--- begin Records shown ---

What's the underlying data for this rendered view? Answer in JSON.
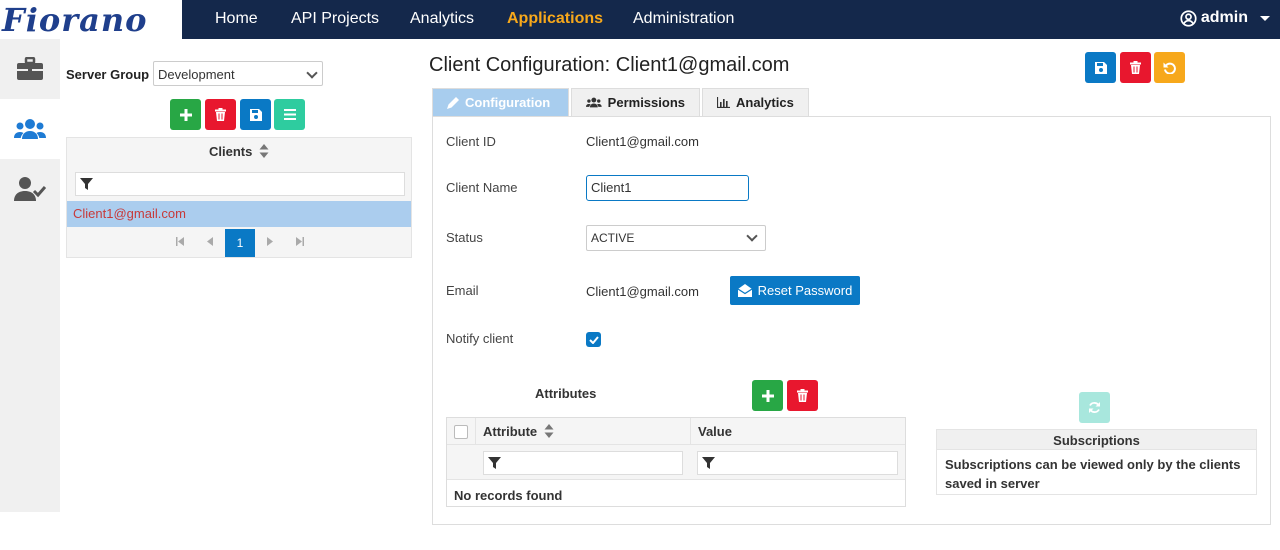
{
  "app": {
    "logo": "Fiorano"
  },
  "nav": {
    "items": [
      "Home",
      "API Projects",
      "Analytics",
      "Applications",
      "Administration"
    ],
    "active": "Applications"
  },
  "user": {
    "name": "admin"
  },
  "sidebar": {
    "items": [
      "briefcase-icon",
      "users-icon",
      "user-check-icon"
    ]
  },
  "server_group": {
    "label": "Server Group",
    "value": "Development"
  },
  "clients": {
    "header": "Clients",
    "rows": [
      "Client1@gmail.com"
    ],
    "page": "1"
  },
  "page": {
    "title": "Client Configuration: Client1@gmail.com"
  },
  "tabs": {
    "configuration": "Configuration",
    "permissions": "Permissions",
    "analytics": "Analytics"
  },
  "form": {
    "client_id_label": "Client ID",
    "client_id": "Client1@gmail.com",
    "client_name_label": "Client Name",
    "client_name": "Client1",
    "status_label": "Status",
    "status": "ACTIVE",
    "email_label": "Email",
    "email": "Client1@gmail.com",
    "reset_label": "Reset Password",
    "notify_label": "Notify client",
    "notify": true
  },
  "attributes": {
    "label": "Attributes",
    "col_attribute": "Attribute",
    "col_value": "Value",
    "empty": "No records found"
  },
  "subscriptions": {
    "header": "Subscriptions",
    "message": "Subscriptions can be viewed only by the clients saved in server"
  },
  "colors": {
    "navbar": "#14284b",
    "accent": "#f7a81b",
    "primary": "#0a79c5",
    "success": "#28a745",
    "danger": "#e8172e"
  }
}
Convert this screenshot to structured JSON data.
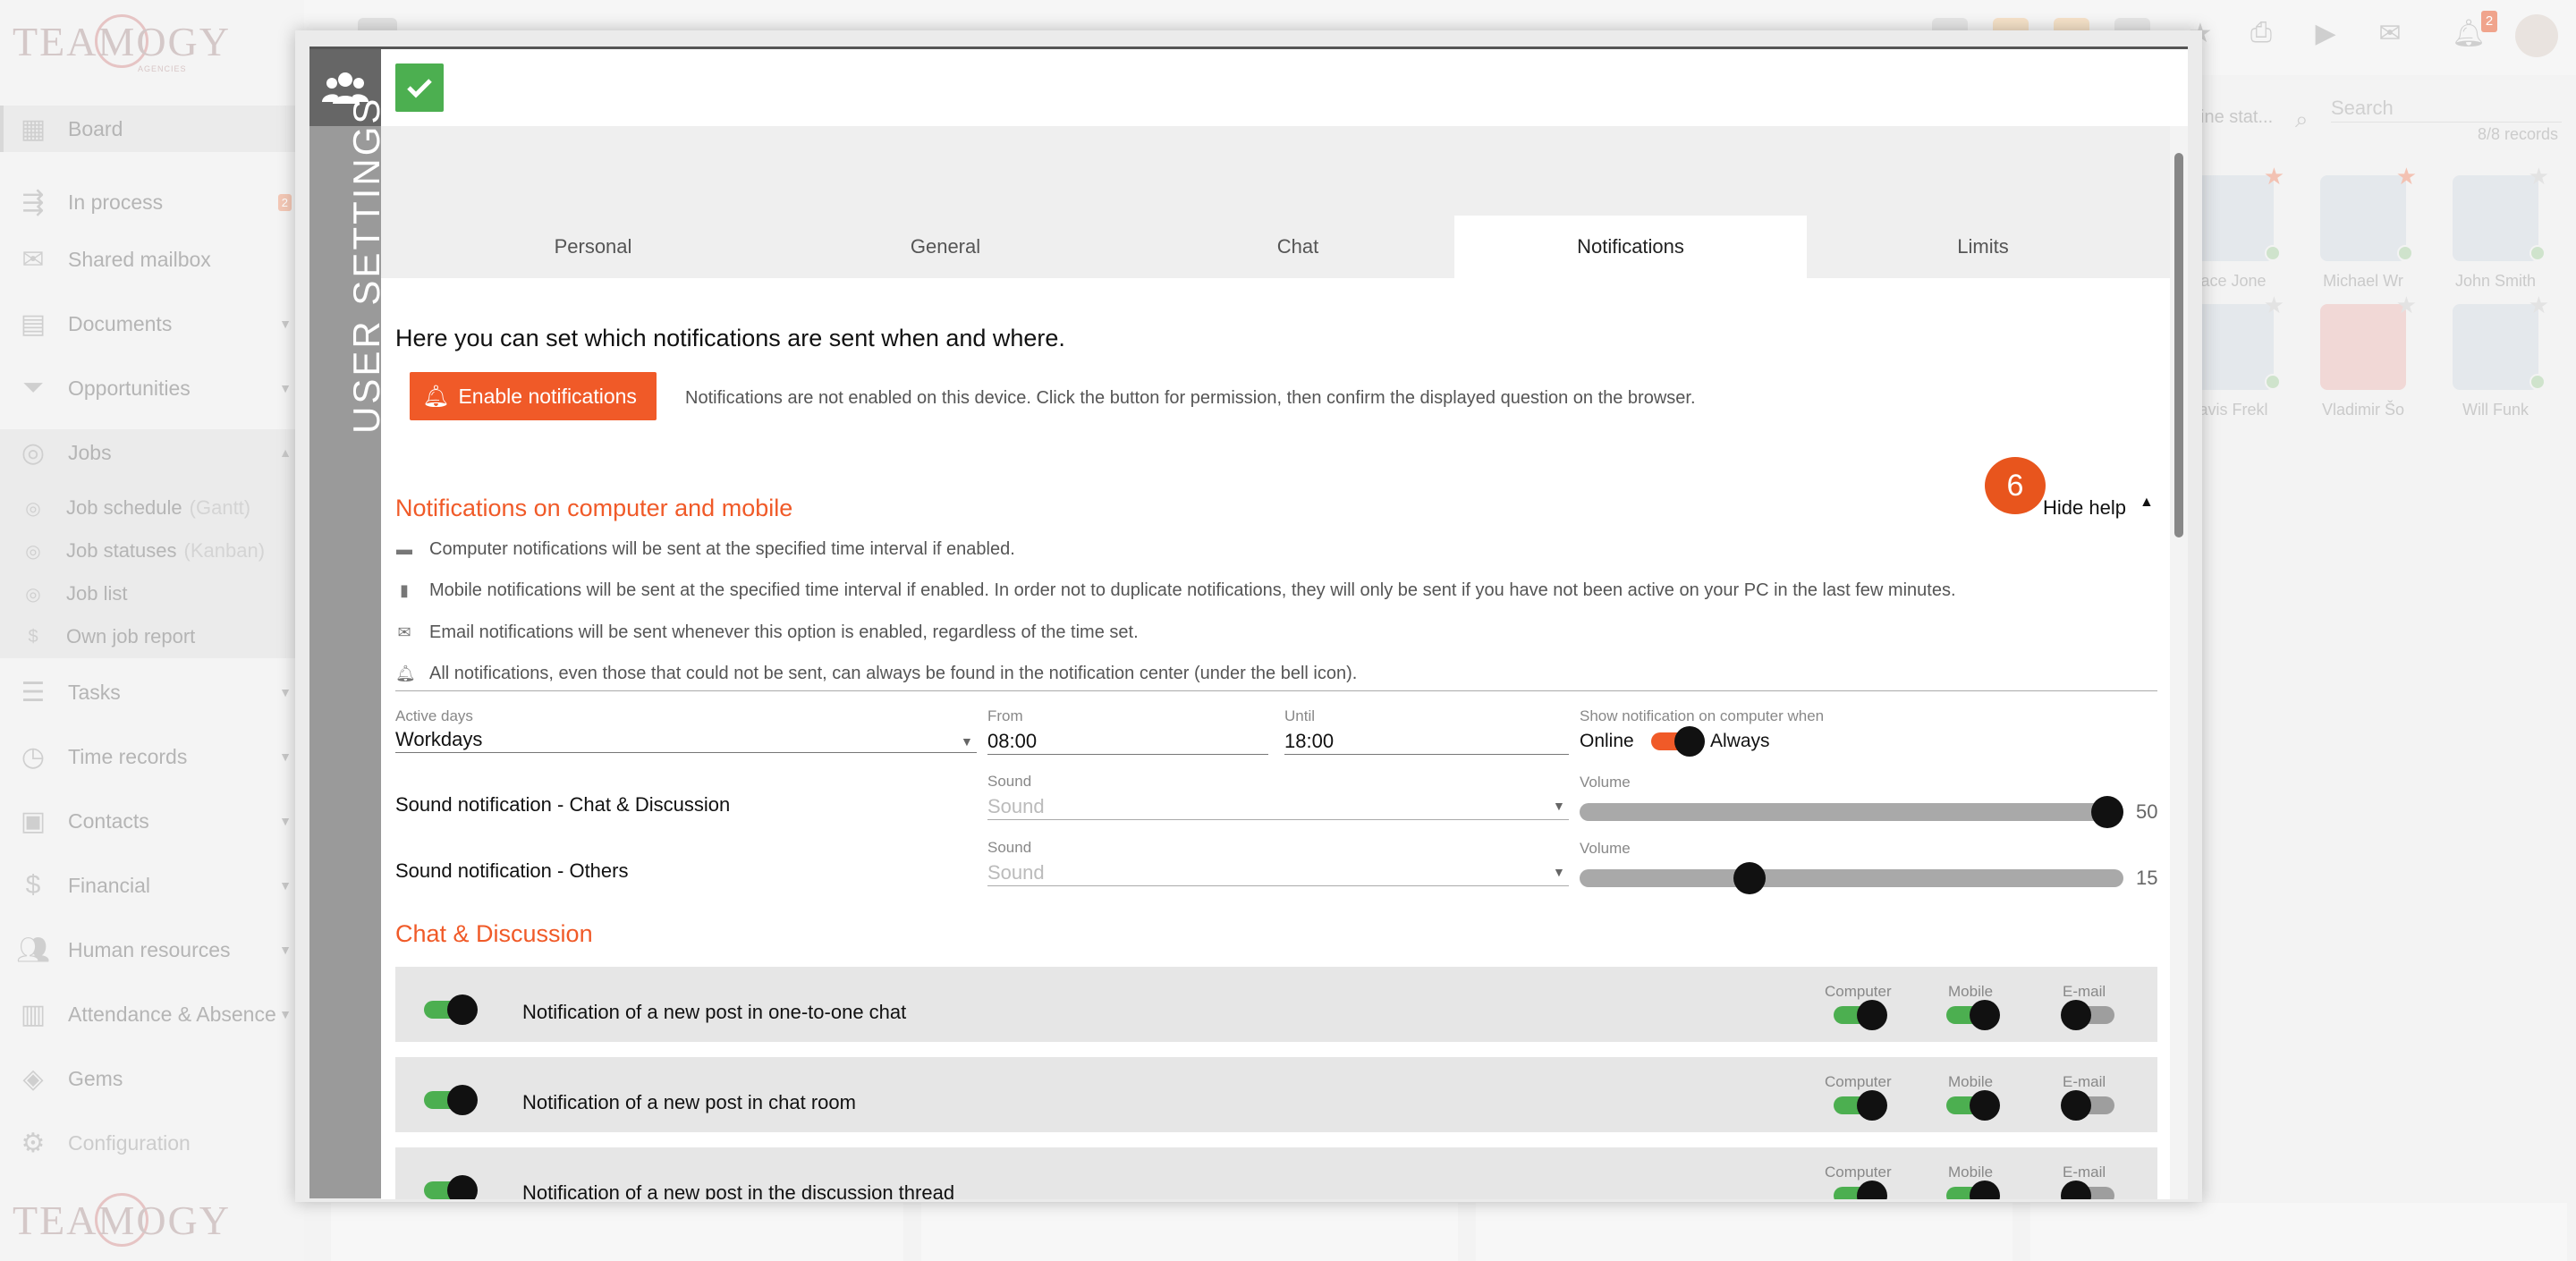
{
  "background": {
    "sidebar": {
      "items": [
        {
          "label": "Board",
          "icon": "grid-icon"
        },
        {
          "label": "In process",
          "icon": "process-icon",
          "badge": "2"
        },
        {
          "label": "Shared mailbox",
          "icon": "envelope-icon"
        },
        {
          "label": "Documents",
          "icon": "document-icon"
        },
        {
          "label": "Opportunities",
          "icon": "funnel-icon"
        },
        {
          "label": "Jobs",
          "icon": "target-icon"
        },
        {
          "label": "Job schedule",
          "extra": "(Gantt)",
          "icon": "target-small-icon"
        },
        {
          "label": "Job statuses",
          "extra": "(Kanban)",
          "icon": "target-small-icon"
        },
        {
          "label": "Job list",
          "icon": "target-small-icon"
        },
        {
          "label": "Own job report",
          "icon": "dollar-small-icon"
        },
        {
          "label": "Tasks",
          "icon": "tasks-icon"
        },
        {
          "label": "Time records",
          "icon": "clock-icon"
        },
        {
          "label": "Contacts",
          "icon": "contacts-icon"
        },
        {
          "label": "Financial",
          "icon": "dollar-icon"
        },
        {
          "label": "Human resources",
          "icon": "people-icon"
        },
        {
          "label": "Attendance & Absence",
          "icon": "building-icon"
        },
        {
          "label": "Gems",
          "icon": "gem-icon"
        },
        {
          "label": "Configuration",
          "icon": "gear-icon"
        }
      ]
    },
    "right_panel": {
      "stat_text": "ine stat...",
      "search_placeholder": "Search",
      "records": "8/8 records",
      "people": [
        {
          "name": "race Jone"
        },
        {
          "name": "Michael Wr"
        },
        {
          "name": "John Smith"
        },
        {
          "name": "ravis Frekl"
        },
        {
          "name": "Vladimir Šo"
        },
        {
          "name": "Will Funk"
        }
      ]
    },
    "bell_badge": "2"
  },
  "modal": {
    "side_title": "USER SETTINGS",
    "tabs": [
      {
        "label": "Personal",
        "active": false
      },
      {
        "label": "General",
        "active": false
      },
      {
        "label": "Chat",
        "active": false
      },
      {
        "label": "Notifications",
        "active": true
      },
      {
        "label": "Limits",
        "active": false
      }
    ],
    "intro": "Here you can set which notifications are sent when and where.",
    "enable_button": "Enable notifications",
    "enable_message": "Notifications are not enabled on this device. Click the button for permission, then confirm the displayed question on the browser.",
    "section_computer": "Notifications on computer and mobile",
    "help_badge": "6",
    "hide_help": "Hide help",
    "help_lines": [
      {
        "icon": "monitor-icon",
        "text": "Computer notifications will be sent at the specified time interval if enabled."
      },
      {
        "icon": "mobile-icon",
        "text": "Mobile notifications will be sent at the specified time interval if enabled. In order not to duplicate notifications, they will only be sent if you have not been active on your PC in the last few minutes."
      },
      {
        "icon": "envelope-icon",
        "text": "Email notifications will be sent whenever this option is enabled, regardless of the time set."
      },
      {
        "icon": "bell-icon",
        "text": "All notifications, even those that could not be sent, can always be found in the notification center (under the bell icon)."
      }
    ],
    "active_days": {
      "label": "Active days",
      "value": "Workdays"
    },
    "from": {
      "label": "From",
      "value": "08:00"
    },
    "until": {
      "label": "Until",
      "value": "18:00"
    },
    "show_when": {
      "label": "Show notification on computer when",
      "left": "Online",
      "right": "Always",
      "state": "Always"
    },
    "sound_chat": {
      "label": "Sound notification - Chat & Discussion",
      "sound_label": "Sound",
      "sound_placeholder": "Sound",
      "volume_label": "Volume",
      "volume": 50,
      "volume_text": "50"
    },
    "sound_others": {
      "label": "Sound notification - Others",
      "sound_label": "Sound",
      "sound_placeholder": "Sound",
      "volume_label": "Volume",
      "volume": 15,
      "volume_text": "15"
    },
    "section_chat": "Chat & Discussion",
    "chat_columns": [
      "Computer",
      "Mobile",
      "E-mail"
    ],
    "chat_rows": [
      {
        "text": "Notification of a new post in one-to-one chat",
        "enabled": true,
        "computer": true,
        "mobile": true,
        "email": false
      },
      {
        "text": "Notification of a new post in chat room",
        "enabled": true,
        "computer": true,
        "mobile": true,
        "email": false
      },
      {
        "text": "Notification of a new post in the discussion thread",
        "enabled": true,
        "computer": true,
        "mobile": true,
        "email": false
      }
    ],
    "colors": {
      "accent": "#f05a28",
      "green": "#4caf50"
    }
  }
}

--- end Records shown ---

■ Challenge
Write out the material above again, word for word, minus its pictures.

■ Solution to this exercise
What's the underlying data for this rendered view? Answer in JSON.
{
  "app": {
    "logo": "Fiorano"
  },
  "nav": {
    "items": [
      "Home",
      "API Projects",
      "Analytics",
      "Applications",
      "Administration"
    ],
    "active": "Applications"
  },
  "user": {
    "name": "admin"
  },
  "sidebar": {
    "items": [
      "briefcase-icon",
      "users-icon",
      "user-check-icon"
    ]
  },
  "server_group": {
    "label": "Server Group",
    "value": "Development"
  },
  "clients": {
    "header": "Clients",
    "rows": [
      "Client1@gmail.com"
    ],
    "page": "1"
  },
  "page": {
    "title": "Client Configuration: Client1@gmail.com"
  },
  "tabs": {
    "configuration": "Configuration",
    "permissions": "Permissions",
    "analytics": "Analytics"
  },
  "form": {
    "client_id_label": "Client ID",
    "client_id": "Client1@gmail.com",
    "client_name_label": "Client Name",
    "client_name": "Client1",
    "status_label": "Status",
    "status": "ACTIVE",
    "email_label": "Email",
    "email": "Client1@gmail.com",
    "reset_label": "Reset Password",
    "notify_label": "Notify client",
    "notify": true
  },
  "attributes": {
    "label": "Attributes",
    "col_attribute": "Attribute",
    "col_value": "Value",
    "empty": "No records found"
  },
  "subscriptions": {
    "header": "Subscriptions",
    "message": "Subscriptions can be viewed only by the clients saved in server"
  },
  "colors": {
    "navbar": "#14284b",
    "accent": "#f7a81b",
    "primary": "#0a79c5",
    "success": "#28a745",
    "danger": "#e8172e"
  }
}
Convert this screenshot to structured JSON data.
{
  "background": {
    "sidebar": {
      "items": [
        {
          "label": "Board",
          "icon": "grid-icon"
        },
        {
          "label": "In process",
          "icon": "process-icon",
          "badge": "2"
        },
        {
          "label": "Shared mailbox",
          "icon": "envelope-icon"
        },
        {
          "label": "Documents",
          "icon": "document-icon"
        },
        {
          "label": "Opportunities",
          "icon": "funnel-icon"
        },
        {
          "label": "Jobs",
          "icon": "target-icon"
        },
        {
          "label": "Job schedule",
          "extra": "(Gantt)",
          "icon": "target-small-icon"
        },
        {
          "label": "Job statuses",
          "extra": "(Kanban)",
          "icon": "target-small-icon"
        },
        {
          "label": "Job list",
          "icon": "target-small-icon"
        },
        {
          "label": "Own job report",
          "icon": "dollar-small-icon"
        },
        {
          "label": "Tasks",
          "icon": "tasks-icon"
        },
        {
          "label": "Time records",
          "icon": "clock-icon"
        },
        {
          "label": "Contacts",
          "icon": "contacts-icon"
        },
        {
          "label": "Financial",
          "icon": "dollar-icon"
        },
        {
          "label": "Human resources",
          "icon": "people-icon"
        },
        {
          "label": "Attendance & Absence",
          "icon": "building-icon"
        },
        {
          "label": "Gems",
          "icon": "gem-icon"
        },
        {
          "label": "Configuration",
          "icon": "gear-icon"
        }
      ]
    },
    "right_panel": {
      "stat_text": "ine stat...",
      "search_placeholder": "Search",
      "records": "8/8 records",
      "people": [
        {
          "name": "race Jone"
        },
        {
          "name": "Michael Wr"
        },
        {
          "name": "John Smith"
        },
        {
          "name": "ravis Frekl"
        },
        {
          "name": "Vladimir Šo"
        },
        {
          "name": "Will Funk"
        }
      ]
    },
    "bell_badge": "2"
  },
  "modal": {
    "side_title": "USER SETTINGS",
    "tabs": [
      {
        "label": "Personal",
        "active": false
      },
      {
        "label": "General",
        "active": false
      },
      {
        "label": "Chat",
        "active": false
      },
      {
        "label": "Notifications",
        "active": true
      },
      {
        "label": "Limits",
        "active": false
      }
    ],
    "intro": "Here you can set which notifications are sent when and where.",
    "enable_button": "Enable notifications",
    "enable_message": "Notifications are not enabled on this device. Click the button for permission, then confirm the displayed question on the browser.",
    "section_computer": "Notifications on computer and mobile",
    "help_badge": "6",
    "hide_help": "Hide help",
    "help_lines": [
      {
        "icon": "monitor-icon",
        "text": "Computer notifications will be sent at the specified time interval if enabled."
      },
      {
        "icon": "mobile-icon",
        "text": "Mobile notifications will be sent at the specified time interval if enabled. In order not to duplicate notifications, they will only be sent if you have not been active on your PC in the last few minutes."
      },
      {
        "icon": "envelope-icon",
        "text": "Email notifications will be sent whenever this option is enabled, regardless of the time set."
      },
      {
        "icon": "bell-icon",
        "text": "All notifications, even those that could not be sent, can always be found in the notification center (under the bell icon)."
      }
    ],
    "active_days": {
      "label": "Active days",
      "value": "Workdays"
    },
    "from": {
      "label": "From",
      "value": "08:00"
    },
    "until": {
      "label": "Until",
      "value": "18:00"
    },
    "show_when": {
      "label": "Show notification on computer when",
      "left": "Online",
      "right": "Always",
      "state": "Always"
    },
    "sound_chat": {
      "label": "Sound notification - Chat & Discussion",
      "sound_label": "Sound",
      "sound_placeholder": "Sound",
      "volume_label": "Volume",
      "volume": 50,
      "volume_text": "50"
    },
    "sound_others": {
      "label": "Sound notification - Others",
      "sound_label": "Sound",
      "sound_placeholder": "Sound",
      "volume_label": "Volume",
      "volume": 15,
      "volume_text": "15"
    },
    "section_chat": "Chat & Discussion",
    "chat_columns": [
      "Computer",
      "Mobile",
      "E-mail"
    ],
    "chat_rows": [
      {
        "text": "Notification of a new post in one-to-one chat",
        "enabled": true,
        "computer": true,
        "mobile": true,
        "email": false
      },
      {
        "text": "Notification of a new post in chat room",
        "enabled": true,
        "computer": true,
        "mobile": true,
        "email": false
      },
      {
        "text": "Notification of a new post in the discussion thread",
        "enabled": true,
        "computer": true,
        "mobile": true,
        "email": false
      }
    ],
    "colors": {
      "accent": "#f05a28",
      "green": "#4caf50"
    }
  }
}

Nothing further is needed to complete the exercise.